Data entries
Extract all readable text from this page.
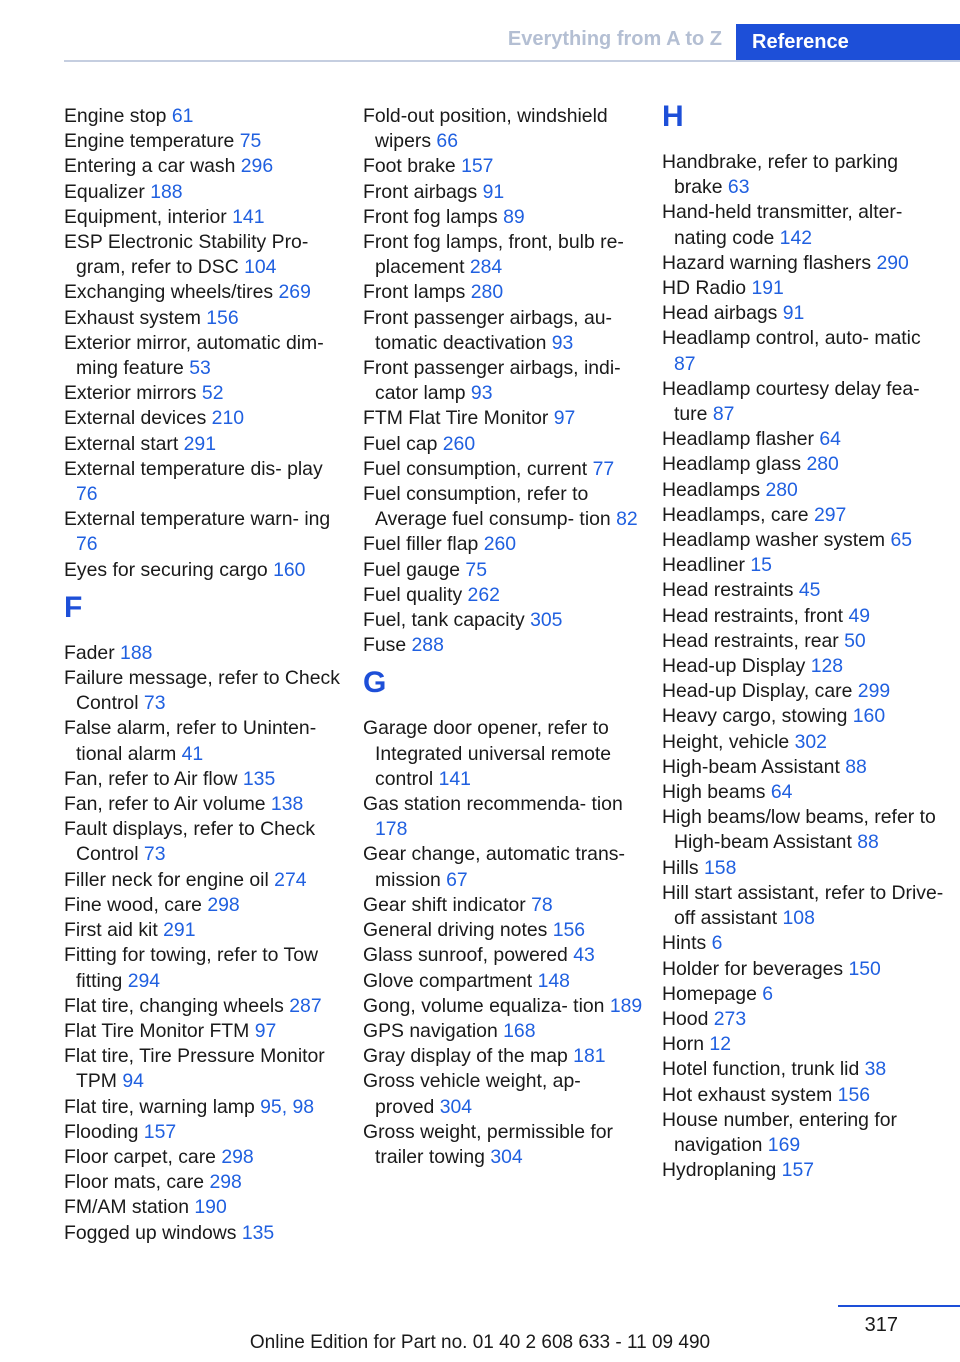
Everything from A to Z	Reference
Engine stop 61
Engine temperature 75
Entering a car wash 296
Equalizer 188
Equipment, interior 141
ESP Electronic Stability Pro‐ gram, refer to DSC 104
Exchanging wheels/tires 269
Exhaust system 156
Exterior mirror, automatic dim‐ ming feature 53
Exterior mirrors 52
External devices 210
External start 291
External temperature dis‐ play 76
External temperature warn‐ ing 76
Eyes for securing cargo 160
F
Fader 188
Failure message, refer to Check Control 73
False alarm, refer to Uninten‐ tional alarm 41
Fan, refer to Air flow 135
Fan, refer to Air volume 138
Fault displays, refer to Check Control 73
Filler neck for engine oil 274
Fine wood, care 298
First aid kit 291
Fitting for towing, refer to Tow fitting 294
Flat tire, changing wheels 287
Flat Tire Monitor FTM 97
Flat tire, Tire Pressure Monitor TPM 94
Flat tire, warning lamp 95, 98
Flooding 157
Floor carpet, care 298
Floor mats, care 298
FM/AM station 190
Fogged up windows 135
Fold-out position, windshield wipers 66
Foot brake 157
Front airbags 91
Front fog lamps 89
Front fog lamps, front, bulb re‐ placement 284
Front lamps 280
Front passenger airbags, au‐ tomatic deactivation 93
Front passenger airbags, indi‐ cator lamp 93
FTM Flat Tire Monitor 97
Fuel cap 260
Fuel consumption, current 77
Fuel consumption, refer to Average fuel consump‐ tion 82
Fuel filler flap 260
Fuel gauge 75
Fuel quality 262
Fuel, tank capacity 305
Fuse 288
G
Garage door opener, refer to Integrated universal remote control 141
Gas station recommenda‐ tion 178
Gear change, automatic trans‐ mission 67
Gear shift indicator 78
General driving notes 156
Glass sunroof, powered 43
Glove compartment 148
Gong, volume equaliza‐ tion 189
GPS navigation 168
Gray display of the map 181
Gross vehicle weight, ap‐ proved 304
Gross weight, permissible for trailer towing 304
H
Handbrake, refer to parking brake 63
Hand-held transmitter, alter‐ nating code 142
Hazard warning flashers 290
HD Radio 191
Head airbags 91
Headlamp control, auto‐ matic 87
Headlamp courtesy delay fea‐ ture 87
Headlamp flasher 64
Headlamp glass 280
Headlamps 280
Headlamps, care 297
Headlamp washer system 65
Headliner 15
Head restraints 45
Head restraints, front 49
Head restraints, rear 50
Head-up Display 128
Head-up Display, care 299
Heavy cargo, stowing 160
Height, vehicle 302
High-beam Assistant 88
High beams 64
High beams/low beams, refer to High-beam Assistant 88
Hills 158
Hill start assistant, refer to Drive-off assistant 108
Hints 6
Holder for beverages 150
Homepage 6
Hood 273
Horn 12
Hotel function, trunk lid 38
Hot exhaust system 156
House number, entering for navigation 169
Hydroplaning 157
317
Online Edition for Part no. 01 40 2 608 633 - 11 09 490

What you have to do -
In your copy, repeat each record exactly and include no pictures.

Reply to the task -
Extract all readable text from this page.
Everything from A to Z	Reference
Engine stop 61
Engine temperature 75
Entering a car wash 296
Equalizer 188
Equipment, interior 141
ESP Electronic Stability Pro‐ gram, refer to DSC 104
Exchanging wheels/tires 269
Exhaust system 156
Exterior mirror, automatic dim‐ ming feature 53
Exterior mirrors 52
External devices 210
External start 291
External temperature dis‐ play 76
External temperature warn‐ ing 76
Eyes for securing cargo 160
F
Fader 188
Failure message, refer to Check Control 73
False alarm, refer to Uninten‐ tional alarm 41
Fan, refer to Air flow 135
Fan, refer to Air volume 138
Fault displays, refer to Check Control 73
Filler neck for engine oil 274
Fine wood, care 298
First aid kit 291
Fitting for towing, refer to Tow fitting 294
Flat tire, changing wheels 287
Flat Tire Monitor FTM 97
Flat tire, Tire Pressure Monitor TPM 94
Flat tire, warning lamp 95, 98
Flooding 157
Floor carpet, care 298
Floor mats, care 298
FM/AM station 190
Fogged up windows 135
Fold-out position, windshield wipers 66
Foot brake 157
Front airbags 91
Front fog lamps 89
Front fog lamps, front, bulb re‐ placement 284
Front lamps 280
Front passenger airbags, au‐ tomatic deactivation 93
Front passenger airbags, indi‐ cator lamp 93
FTM Flat Tire Monitor 97
Fuel cap 260
Fuel consumption, current 77
Fuel consumption, refer to Average fuel consump‐ tion 82
Fuel filler flap 260
Fuel gauge 75
Fuel quality 262
Fuel, tank capacity 305
Fuse 288
G
Garage door opener, refer to Integrated universal remote control 141
Gas station recommenda‐ tion 178
Gear change, automatic trans‐ mission 67
Gear shift indicator 78
General driving notes 156
Glass sunroof, powered 43
Glove compartment 148
Gong, volume equaliza‐ tion 189
GPS navigation 168
Gray display of the map 181
Gross vehicle weight, ap‐ proved 304
Gross weight, permissible for trailer towing 304
H
Handbrake, refer to parking brake 63
Hand-held transmitter, alter‐ nating code 142
Hazard warning flashers 290
HD Radio 191
Head airbags 91
Headlamp control, auto‐ matic 87
Headlamp courtesy delay fea‐ ture 87
Headlamp flasher 64
Headlamp glass 280
Headlamps 280
Headlamps, care 297
Headlamp washer system 65
Headliner 15
Head restraints 45
Head restraints, front 49
Head restraints, rear 50
Head-up Display 128
Head-up Display, care 299
Heavy cargo, stowing 160
Height, vehicle 302
High-beam Assistant 88
High beams 64
High beams/low beams, refer to High-beam Assistant 88
Hills 158
Hill start assistant, refer to Drive-off assistant 108
Hints 6
Holder for beverages 150
Homepage 6
Hood 273
Horn 12
Hotel function, trunk lid 38
Hot exhaust system 156
House number, entering for navigation 169
Hydroplaning 157
317
Online Edition for Part no. 01 40 2 608 633 - 11 09 490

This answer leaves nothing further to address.